**Written task**:
Identify and reproduce every line holding the string "image".

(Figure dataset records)

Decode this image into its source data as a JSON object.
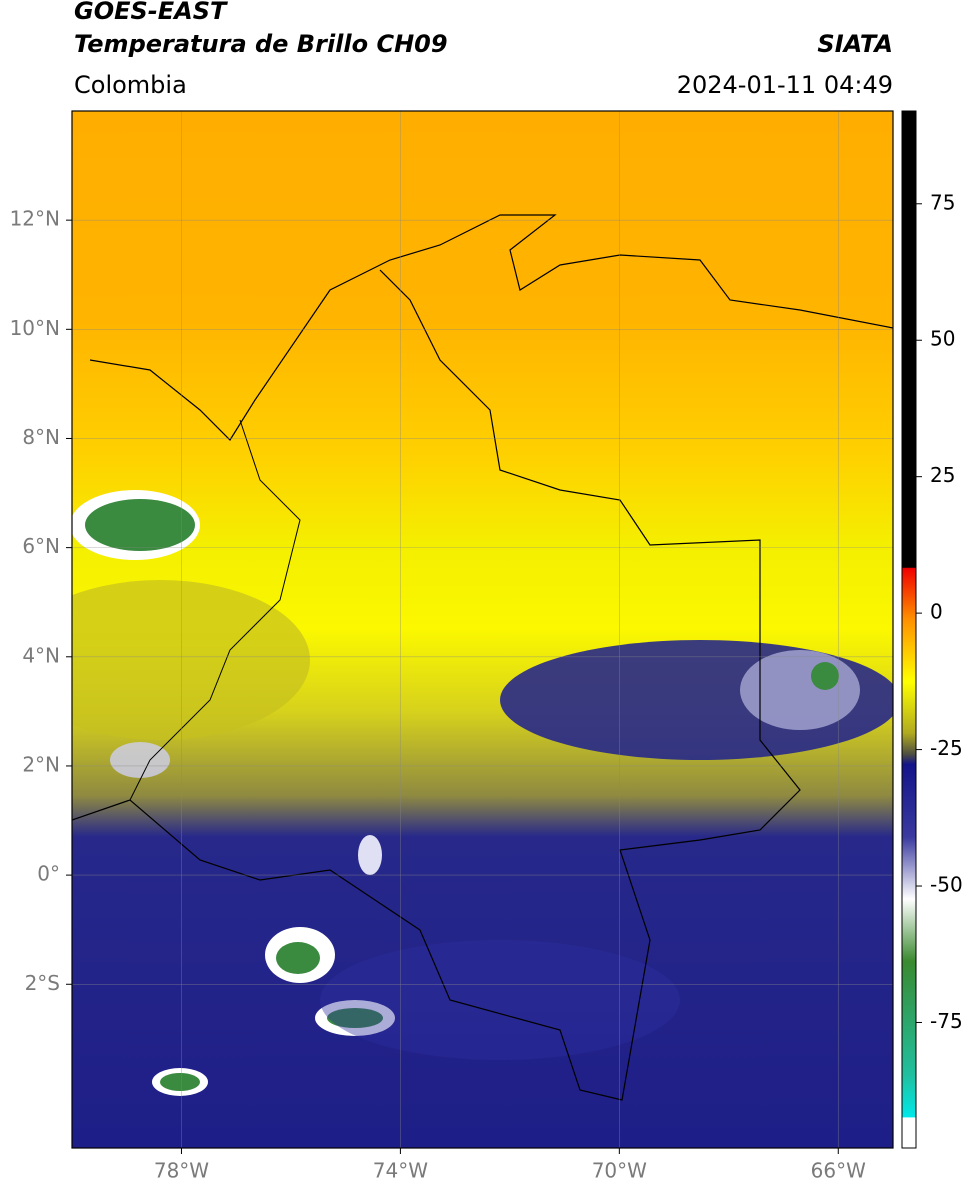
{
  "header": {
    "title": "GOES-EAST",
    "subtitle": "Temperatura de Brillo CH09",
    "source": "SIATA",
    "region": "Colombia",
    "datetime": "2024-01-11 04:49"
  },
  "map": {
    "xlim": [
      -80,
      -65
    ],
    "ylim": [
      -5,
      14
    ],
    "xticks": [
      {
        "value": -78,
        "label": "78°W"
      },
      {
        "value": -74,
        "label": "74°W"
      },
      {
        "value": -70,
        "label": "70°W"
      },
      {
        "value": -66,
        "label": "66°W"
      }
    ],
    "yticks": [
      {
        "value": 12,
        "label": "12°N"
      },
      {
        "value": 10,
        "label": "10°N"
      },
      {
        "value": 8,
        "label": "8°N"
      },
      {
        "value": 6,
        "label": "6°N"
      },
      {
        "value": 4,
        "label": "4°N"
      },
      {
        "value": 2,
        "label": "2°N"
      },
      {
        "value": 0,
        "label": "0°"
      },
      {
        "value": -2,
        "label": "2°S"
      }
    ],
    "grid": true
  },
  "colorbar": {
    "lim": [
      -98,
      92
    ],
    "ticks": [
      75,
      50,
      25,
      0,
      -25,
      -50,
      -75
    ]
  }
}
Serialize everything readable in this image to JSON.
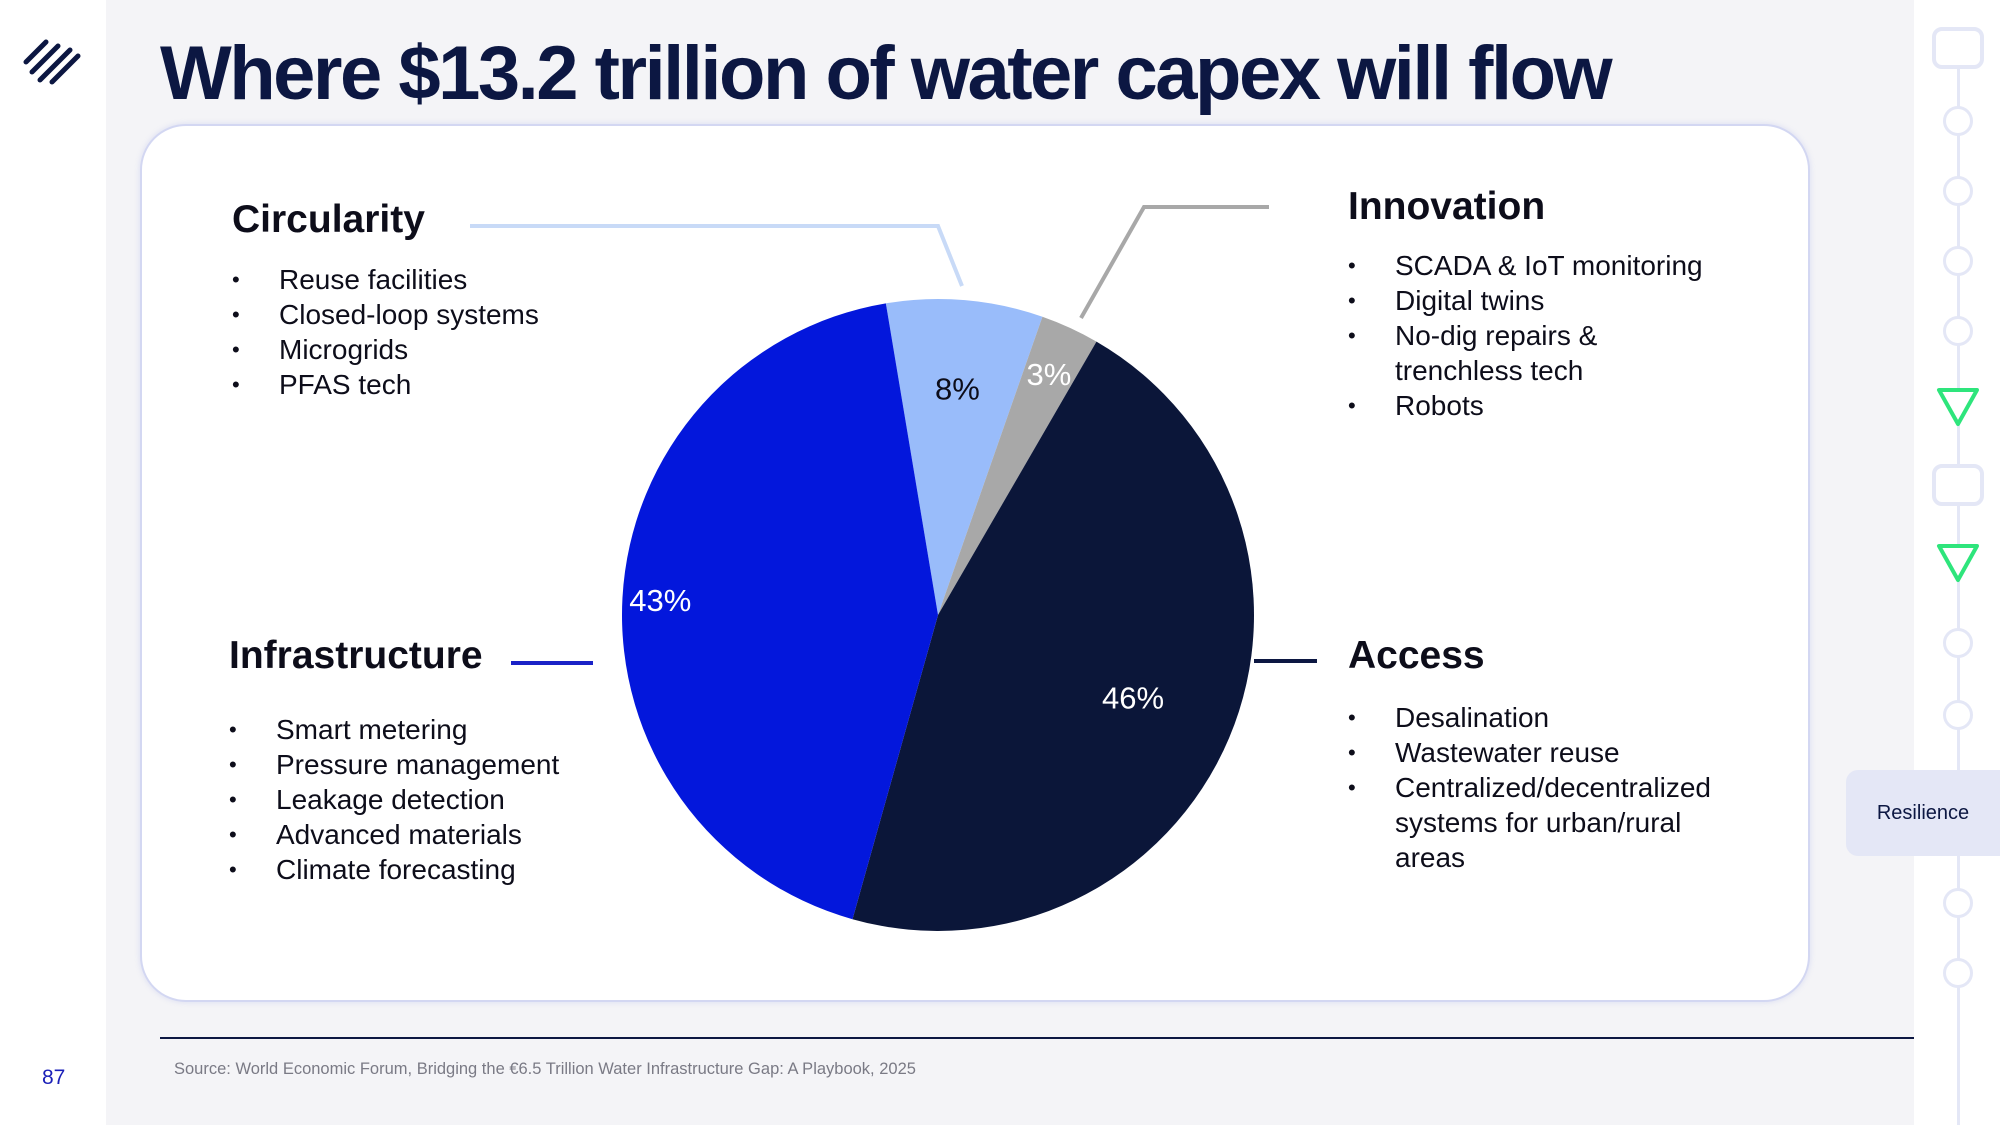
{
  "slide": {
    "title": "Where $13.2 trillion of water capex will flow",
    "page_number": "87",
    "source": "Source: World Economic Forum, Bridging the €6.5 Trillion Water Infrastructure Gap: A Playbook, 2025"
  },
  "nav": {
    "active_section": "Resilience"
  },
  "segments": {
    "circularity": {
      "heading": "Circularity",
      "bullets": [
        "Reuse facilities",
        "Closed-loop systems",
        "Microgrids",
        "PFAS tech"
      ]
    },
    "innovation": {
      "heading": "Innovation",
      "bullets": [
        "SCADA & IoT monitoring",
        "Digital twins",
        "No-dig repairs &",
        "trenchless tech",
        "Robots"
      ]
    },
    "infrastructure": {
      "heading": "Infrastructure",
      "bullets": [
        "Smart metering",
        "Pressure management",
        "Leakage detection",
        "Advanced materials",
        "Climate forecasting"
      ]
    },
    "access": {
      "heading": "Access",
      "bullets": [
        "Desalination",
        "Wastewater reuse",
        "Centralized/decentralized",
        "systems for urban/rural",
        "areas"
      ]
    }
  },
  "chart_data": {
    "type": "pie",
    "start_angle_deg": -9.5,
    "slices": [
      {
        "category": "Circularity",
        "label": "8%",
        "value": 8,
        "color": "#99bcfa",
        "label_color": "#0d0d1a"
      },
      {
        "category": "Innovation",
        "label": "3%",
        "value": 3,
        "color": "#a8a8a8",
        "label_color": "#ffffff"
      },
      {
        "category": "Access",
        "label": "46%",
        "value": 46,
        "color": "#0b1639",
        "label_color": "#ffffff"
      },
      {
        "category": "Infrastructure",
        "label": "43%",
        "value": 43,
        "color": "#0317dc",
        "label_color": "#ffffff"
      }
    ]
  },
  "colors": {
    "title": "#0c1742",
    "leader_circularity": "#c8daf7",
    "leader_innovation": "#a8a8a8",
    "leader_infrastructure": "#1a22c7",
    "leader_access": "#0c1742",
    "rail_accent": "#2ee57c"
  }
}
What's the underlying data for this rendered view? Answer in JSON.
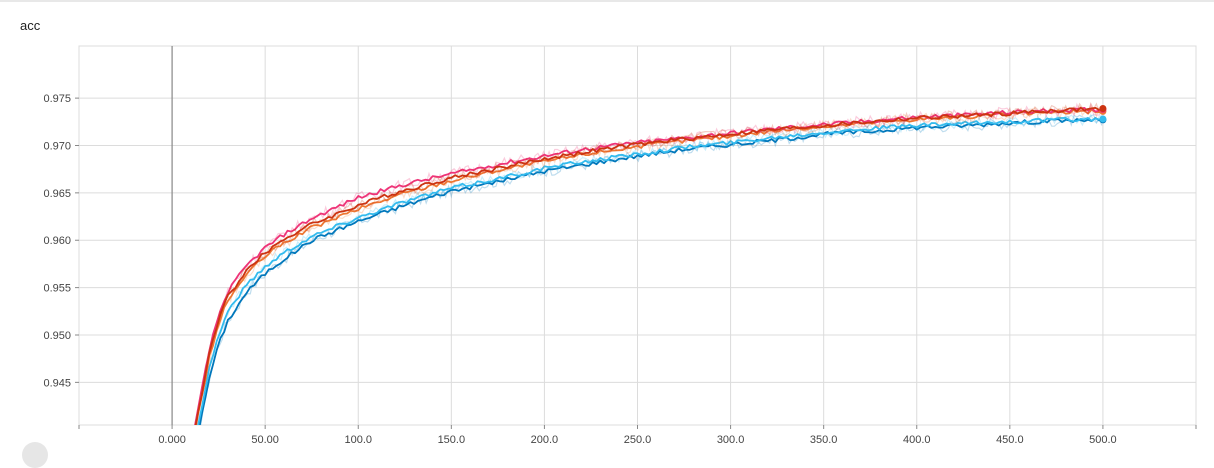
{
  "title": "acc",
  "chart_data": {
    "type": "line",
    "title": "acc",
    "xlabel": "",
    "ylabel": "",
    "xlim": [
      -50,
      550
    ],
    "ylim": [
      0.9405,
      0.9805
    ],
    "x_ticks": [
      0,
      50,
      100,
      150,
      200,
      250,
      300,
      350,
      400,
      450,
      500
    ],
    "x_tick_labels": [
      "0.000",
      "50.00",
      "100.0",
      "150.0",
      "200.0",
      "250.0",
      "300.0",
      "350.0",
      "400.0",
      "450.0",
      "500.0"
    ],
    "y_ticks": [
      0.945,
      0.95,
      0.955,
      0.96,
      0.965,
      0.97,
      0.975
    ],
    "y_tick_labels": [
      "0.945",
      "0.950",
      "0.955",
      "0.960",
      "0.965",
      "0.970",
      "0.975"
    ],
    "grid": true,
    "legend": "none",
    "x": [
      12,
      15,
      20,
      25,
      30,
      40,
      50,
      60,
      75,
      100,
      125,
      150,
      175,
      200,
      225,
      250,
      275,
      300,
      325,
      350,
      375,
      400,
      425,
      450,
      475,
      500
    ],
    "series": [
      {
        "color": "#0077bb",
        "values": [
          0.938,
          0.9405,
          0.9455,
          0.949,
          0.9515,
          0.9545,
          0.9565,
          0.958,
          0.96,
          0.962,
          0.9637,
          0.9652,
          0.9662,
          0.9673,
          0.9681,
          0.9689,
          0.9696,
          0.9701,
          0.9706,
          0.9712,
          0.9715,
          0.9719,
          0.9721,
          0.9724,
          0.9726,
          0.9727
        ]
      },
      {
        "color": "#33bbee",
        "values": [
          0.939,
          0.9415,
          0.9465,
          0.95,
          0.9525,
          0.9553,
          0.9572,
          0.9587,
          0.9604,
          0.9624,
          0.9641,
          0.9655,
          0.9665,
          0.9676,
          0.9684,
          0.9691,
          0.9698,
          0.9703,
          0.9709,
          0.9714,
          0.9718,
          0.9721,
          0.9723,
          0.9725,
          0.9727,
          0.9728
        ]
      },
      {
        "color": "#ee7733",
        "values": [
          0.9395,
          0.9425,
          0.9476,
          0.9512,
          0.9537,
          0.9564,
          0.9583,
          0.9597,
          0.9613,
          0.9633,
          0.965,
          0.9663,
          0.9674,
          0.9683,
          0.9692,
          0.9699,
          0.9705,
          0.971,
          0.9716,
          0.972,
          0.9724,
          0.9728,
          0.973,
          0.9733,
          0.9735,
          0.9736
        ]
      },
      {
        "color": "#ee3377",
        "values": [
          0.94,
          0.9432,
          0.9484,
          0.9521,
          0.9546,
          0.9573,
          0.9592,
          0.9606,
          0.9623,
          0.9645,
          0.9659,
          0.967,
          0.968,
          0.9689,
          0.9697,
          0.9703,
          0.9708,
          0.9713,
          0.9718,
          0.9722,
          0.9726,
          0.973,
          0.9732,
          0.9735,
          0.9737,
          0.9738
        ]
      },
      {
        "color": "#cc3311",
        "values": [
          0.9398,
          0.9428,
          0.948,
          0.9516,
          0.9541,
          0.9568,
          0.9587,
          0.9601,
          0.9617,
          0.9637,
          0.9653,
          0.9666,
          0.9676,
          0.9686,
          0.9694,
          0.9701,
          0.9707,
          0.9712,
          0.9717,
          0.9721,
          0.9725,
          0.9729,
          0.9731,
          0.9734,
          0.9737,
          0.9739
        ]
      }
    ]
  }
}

**Correct output**:
Decode this image into its source data as a JSON object.
Serialize everything readable in this image to JSON.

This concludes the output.